Reproduce the listing below in its entirety. Change nothing.

-- BEGIN Dataset --

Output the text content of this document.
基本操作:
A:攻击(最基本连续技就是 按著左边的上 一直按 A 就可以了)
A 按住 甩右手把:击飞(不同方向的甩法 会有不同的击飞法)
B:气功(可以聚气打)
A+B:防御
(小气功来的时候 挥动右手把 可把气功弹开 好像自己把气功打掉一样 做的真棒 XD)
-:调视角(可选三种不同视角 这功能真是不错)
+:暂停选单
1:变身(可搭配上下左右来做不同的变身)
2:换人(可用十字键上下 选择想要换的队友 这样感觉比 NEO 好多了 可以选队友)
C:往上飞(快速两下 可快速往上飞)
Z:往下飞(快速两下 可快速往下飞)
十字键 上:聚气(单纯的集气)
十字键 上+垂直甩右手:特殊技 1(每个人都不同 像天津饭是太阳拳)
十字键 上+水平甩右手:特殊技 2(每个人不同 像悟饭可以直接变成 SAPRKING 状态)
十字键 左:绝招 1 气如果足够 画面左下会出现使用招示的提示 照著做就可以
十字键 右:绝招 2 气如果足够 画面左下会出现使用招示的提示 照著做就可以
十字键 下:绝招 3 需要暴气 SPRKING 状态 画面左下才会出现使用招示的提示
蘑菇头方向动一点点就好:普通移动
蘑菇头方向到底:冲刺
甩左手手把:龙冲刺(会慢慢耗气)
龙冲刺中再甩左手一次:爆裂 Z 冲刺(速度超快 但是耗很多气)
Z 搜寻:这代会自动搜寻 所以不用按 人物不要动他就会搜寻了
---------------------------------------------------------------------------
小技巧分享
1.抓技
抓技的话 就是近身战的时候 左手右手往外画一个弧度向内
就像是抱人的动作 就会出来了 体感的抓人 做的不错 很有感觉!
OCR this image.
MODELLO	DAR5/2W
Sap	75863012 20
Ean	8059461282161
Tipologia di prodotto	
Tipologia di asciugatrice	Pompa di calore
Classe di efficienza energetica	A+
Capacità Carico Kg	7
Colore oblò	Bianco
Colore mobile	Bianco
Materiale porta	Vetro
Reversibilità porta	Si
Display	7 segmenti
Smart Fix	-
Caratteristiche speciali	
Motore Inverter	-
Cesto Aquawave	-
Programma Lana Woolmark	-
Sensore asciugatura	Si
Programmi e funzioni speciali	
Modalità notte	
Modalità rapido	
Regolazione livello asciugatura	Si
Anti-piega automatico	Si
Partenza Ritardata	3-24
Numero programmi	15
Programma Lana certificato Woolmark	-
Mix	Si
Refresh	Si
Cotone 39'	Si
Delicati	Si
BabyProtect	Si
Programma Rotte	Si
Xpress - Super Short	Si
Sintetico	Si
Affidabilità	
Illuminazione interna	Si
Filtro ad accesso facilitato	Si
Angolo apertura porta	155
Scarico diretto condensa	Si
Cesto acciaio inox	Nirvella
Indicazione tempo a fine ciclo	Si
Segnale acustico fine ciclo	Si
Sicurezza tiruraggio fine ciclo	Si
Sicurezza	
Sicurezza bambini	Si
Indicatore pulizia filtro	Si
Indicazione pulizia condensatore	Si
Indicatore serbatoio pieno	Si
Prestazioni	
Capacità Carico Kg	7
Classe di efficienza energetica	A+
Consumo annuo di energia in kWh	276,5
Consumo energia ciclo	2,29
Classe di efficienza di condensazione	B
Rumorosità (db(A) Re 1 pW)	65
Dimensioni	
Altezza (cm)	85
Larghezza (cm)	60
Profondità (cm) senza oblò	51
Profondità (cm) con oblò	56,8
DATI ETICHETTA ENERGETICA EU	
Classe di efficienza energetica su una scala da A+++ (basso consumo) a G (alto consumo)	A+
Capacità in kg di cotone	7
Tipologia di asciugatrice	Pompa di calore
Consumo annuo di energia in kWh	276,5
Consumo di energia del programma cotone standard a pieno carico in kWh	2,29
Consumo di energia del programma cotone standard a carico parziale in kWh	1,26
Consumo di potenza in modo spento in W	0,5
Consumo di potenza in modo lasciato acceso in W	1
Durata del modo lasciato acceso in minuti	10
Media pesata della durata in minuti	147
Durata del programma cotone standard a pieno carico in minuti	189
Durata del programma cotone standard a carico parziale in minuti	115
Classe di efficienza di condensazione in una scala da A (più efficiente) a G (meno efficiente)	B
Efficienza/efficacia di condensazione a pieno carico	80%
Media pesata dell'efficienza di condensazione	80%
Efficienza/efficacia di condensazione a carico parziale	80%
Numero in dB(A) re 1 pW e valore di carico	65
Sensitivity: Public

-- END Dataset --

● **Result of the task**
Output the text content of this document.
基本操作:
A:攻击(最基本连续技就是 按著左边的上 一直按 A 就可以了)
A 按住 甩右手把:击飞(不同方向的甩法 会有不同的击飞法)
B:气功(可以聚气打)
A+B:防御
(小气功来的时候 挥动右手把 可把气功弹开 好像自己把气功打掉一样 做的真棒 XD)
-:调视角(可选三种不同视角 这功能真是不错)
+:暂停选单
1:变身(可搭配上下左右来做不同的变身)
2:换人(可用十字键上下 选择想要换的队友 这样感觉比 NEO 好多了 可以选队友)
C:往上飞(快速两下 可快速往上飞)
Z:往下飞(快速两下 可快速往下飞)
十字键 上:聚气(单纯的集气)
十字键 上+垂直甩右手:特殊技 1(每个人都不同 像天津饭是太阳拳)
十字键 上+水平甩右手:特殊技 2(每个人不同 像悟饭可以直接变成 SAPRKING 状态)
十字键 左:绝招 1 气如果足够 画面左下会出现使用招示的提示 照著做就可以
十字键 右:绝招 2 气如果足够 画面左下会出现使用招示的提示 照著做就可以
十字键 下:绝招 3 需要暴气 SPRKING 状态 画面左下才会出现使用招示的提示
蘑菇头方向动一点点就好:普通移动
蘑菇头方向到底:冲刺
甩左手手把:龙冲刺(会慢慢耗气)
龙冲刺中再甩左手一次:爆裂 Z 冲刺(速度超快 但是耗很多气)
Z 搜寻:这代会自动搜寻 所以不用按 人物不要动他就会搜寻了
---------------------------------------------------------------------------
小技巧分享
1.抓技
抓技的话 就是近身战的时候 左手右手往外画一个弧度向内
就像是抱人的动作 就会出来了 体感的抓人 做的不错 很有感觉!
OCR this image.
MODELLO	DAR5/2W
Sap	75863012 20
Ean	8059461282161
Tipologia di prodotto	
Tipologia di asciugatrice	Pompa di calore
Classe di efficienza energetica	A+
Capacità Carico Kg	7
Colore oblò	Bianco
Colore mobile	Bianco
Materiale porta	Vetro
Reversibilità porta	Si
Display	7 segmenti
Smart Fix	-
Caratteristiche speciali	
Motore Inverter	-
Cesto Aquawave	-
Programma Lana Woolmark	-
Sensore asciugatura	Si
Programmi e funzioni speciali	
Modalità notte	
Modalità rapido	
Regolazione livello asciugatura	Si
Anti-piega automatico	Si
Partenza Ritardata	3-24
Numero programmi	15
Programma Lana certificato Woolmark	-
Mix	Si
Refresh	Si
Cotone 39'	Si
Delicati	Si
BabyProtect	Si
Programma Rotte	Si
Xpress - Super Short	Si
Sintetico	Si
Affidabilità	
Illuminazione interna	Si
Filtro ad accesso facilitato	Si
Angolo apertura porta	155
Scarico diretto condensa	Si
Cesto acciaio inox	Nirvella
Indicazione tempo a fine ciclo	Si
Segnale acustico fine ciclo	Si
Sicurezza tiruraggio fine ciclo	Si
Sicurezza	
Sicurezza bambini	Si
Indicatore pulizia filtro	Si
Indicazione pulizia condensatore	Si
Indicatore serbatoio pieno	Si
Prestazioni	
Capacità Carico Kg	7
Classe di efficienza energetica	A+
Consumo annuo di energia in kWh	276,5
Consumo energia ciclo	2,29
Classe di efficienza di condensazione	B
Rumorosità (db(A) Re 1 pW)	65
Dimensioni	
Altezza (cm)	85
Larghezza (cm)	60
Profondità (cm) senza oblò	51
Profondità (cm) con oblò	56,8
DATI ETICHETTA ENERGETICA EU	
Classe di efficienza energetica su una scala da A+++ (basso consumo) a G (alto consumo)	A+
Capacità in kg di cotone	7
Tipologia di asciugatrice	Pompa di calore
Consumo annuo di energia in kWh	276,5
Consumo di energia del programma cotone standard a pieno carico in kWh	2,29
Consumo di energia del programma cotone standard a carico parziale in kWh	1,26
Consumo di potenza in modo spento in W	0,5
Consumo di potenza in modo lasciato acceso in W	1
Durata del modo lasciato acceso in minuti	10
Media pesata della durata in minuti	147
Durata del programma cotone standard a pieno carico in minuti	189
Durata del programma cotone standard a carico parziale in minuti	115
Classe di efficienza di condensazione in una scala da A (più efficiente) a G (meno efficiente)	B
Efficienza/efficacia di condensazione a pieno carico	80%
Media pesata dell'efficienza di condensazione	80%
Efficienza/efficacia di condensazione a carico parziale	80%
Numero in dB(A) re 1 pW e valore di carico	65
Sensitivity: Public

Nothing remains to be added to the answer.